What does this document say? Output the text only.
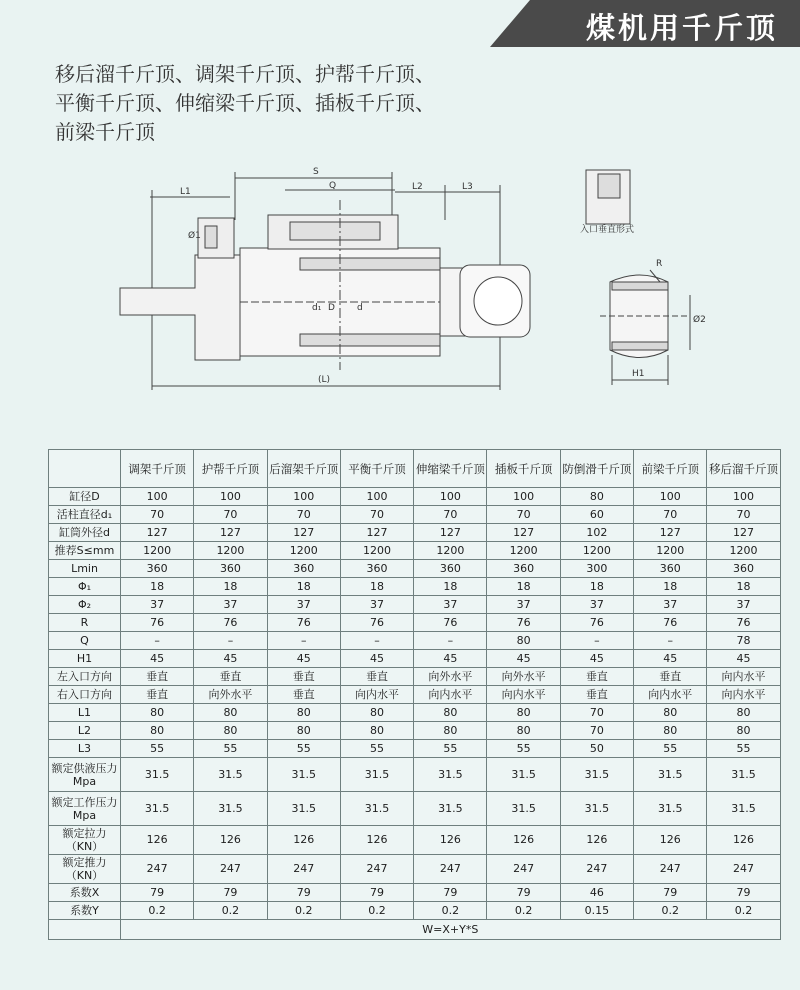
煤机用千斤顶
移后溜千斤顶、调架千斤顶、护帮千斤顶、
平衡千斤顶、伸缩梁千斤顶、插板千斤顶、
前梁千斤顶
S
Q
L1	L2	L3
Ø1
d₁ D d
(L)
R
Ø2
H1
入口垂直形式
	调架千斤顶	护帮千斤顶	后溜架千斤顶	平衡千斤顶	伸缩梁千斤顶	插板千斤顶	防倒滑千斤顶	前梁千斤顶	移后溜千斤顶
缸径D	100	100	100	100	100	100	80	100	100
活柱直径d₁	70	70	70	70	70	70	60	70	70
缸筒外径d	127	127	127	127	127	127	102	127	127
推荐S≤mm	1200	1200	1200	1200	1200	1200	1200	1200	1200
Lmin	360	360	360	360	360	360	300	360	360
Φ₁	18	18	18	18	18	18	18	18	18
Φ₂	37	37	37	37	37	37	37	37	37
R	76	76	76	76	76	76	76	76	76
Q	–	–	–	–	–	80	–	–	78
H1	45	45	45	45	45	45	45	45	45
左入口方向	垂直	垂直	垂直	垂直	向外水平	向外水平	垂直	垂直	向内水平
右入口方向	垂直	向外水平	垂直	向内水平	向内水平	向内水平	垂直	向内水平	向内水平
L1	80	80	80	80	80	80	70	80	80
L2	80	80	80	80	80	80	70	80	80
L3	55	55	55	55	55	55	50	55	55
额定供液压力Mpa	31.5	31.5	31.5	31.5	31.5	31.5	31.5	31.5	31.5
额定工作压力Mpa	31.5	31.5	31.5	31.5	31.5	31.5	31.5	31.5	31.5
额定拉力（KN）	126	126	126	126	126	126	126	126	126
额定推力（KN）	247	247	247	247	247	247	247	247	247
系数X	79	79	79	79	79	79	46	79	79
系数Y	0.2	0.2	0.2	0.2	0.2	0.2	0.15	0.2	0.2
	W=X+Y*S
* * * * * * *
* _BRIEF_
Write out each entry exactly as given, omitting any picture.

* _RESPONSE TO THE TASK_
What does this document say? Output the text only.
煤机用千斤顶
移后溜千斤顶、调架千斤顶、护帮千斤顶、
平衡千斤顶、伸缩梁千斤顶、插板千斤顶、
前梁千斤顶
S
Q
L1	L2	L3
Ø1
d₁ D d
(L)
R
Ø2
H1
入口垂直形式
	调架千斤顶	护帮千斤顶	后溜架千斤顶	平衡千斤顶	伸缩梁千斤顶	插板千斤顶	防倒滑千斤顶	前梁千斤顶	移后溜千斤顶
缸径D	100	100	100	100	100	100	80	100	100
活柱直径d₁	70	70	70	70	70	70	60	70	70
缸筒外径d	127	127	127	127	127	127	102	127	127
推荐S≤mm	1200	1200	1200	1200	1200	1200	1200	1200	1200
Lmin	360	360	360	360	360	360	300	360	360
Φ₁	18	18	18	18	18	18	18	18	18
Φ₂	37	37	37	37	37	37	37	37	37
R	76	76	76	76	76	76	76	76	76
Q	–	–	–	–	–	80	–	–	78
H1	45	45	45	45	45	45	45	45	45
左入口方向	垂直	垂直	垂直	垂直	向外水平	向外水平	垂直	垂直	向内水平
右入口方向	垂直	向外水平	垂直	向内水平	向内水平	向内水平	垂直	向内水平	向内水平
L1	80	80	80	80	80	80	70	80	80
L2	80	80	80	80	80	80	70	80	80
L3	55	55	55	55	55	55	50	55	55
额定供液压力Mpa	31.5	31.5	31.5	31.5	31.5	31.5	31.5	31.5	31.5
额定工作压力Mpa	31.5	31.5	31.5	31.5	31.5	31.5	31.5	31.5	31.5
额定拉力（KN）	126	126	126	126	126	126	126	126	126
额定推力（KN）	247	247	247	247	247	247	247	247	247
系数X	79	79	79	79	79	79	46	79	79
系数Y	0.2	0.2	0.2	0.2	0.2	0.2	0.15	0.2	0.2
	W=X+Y*S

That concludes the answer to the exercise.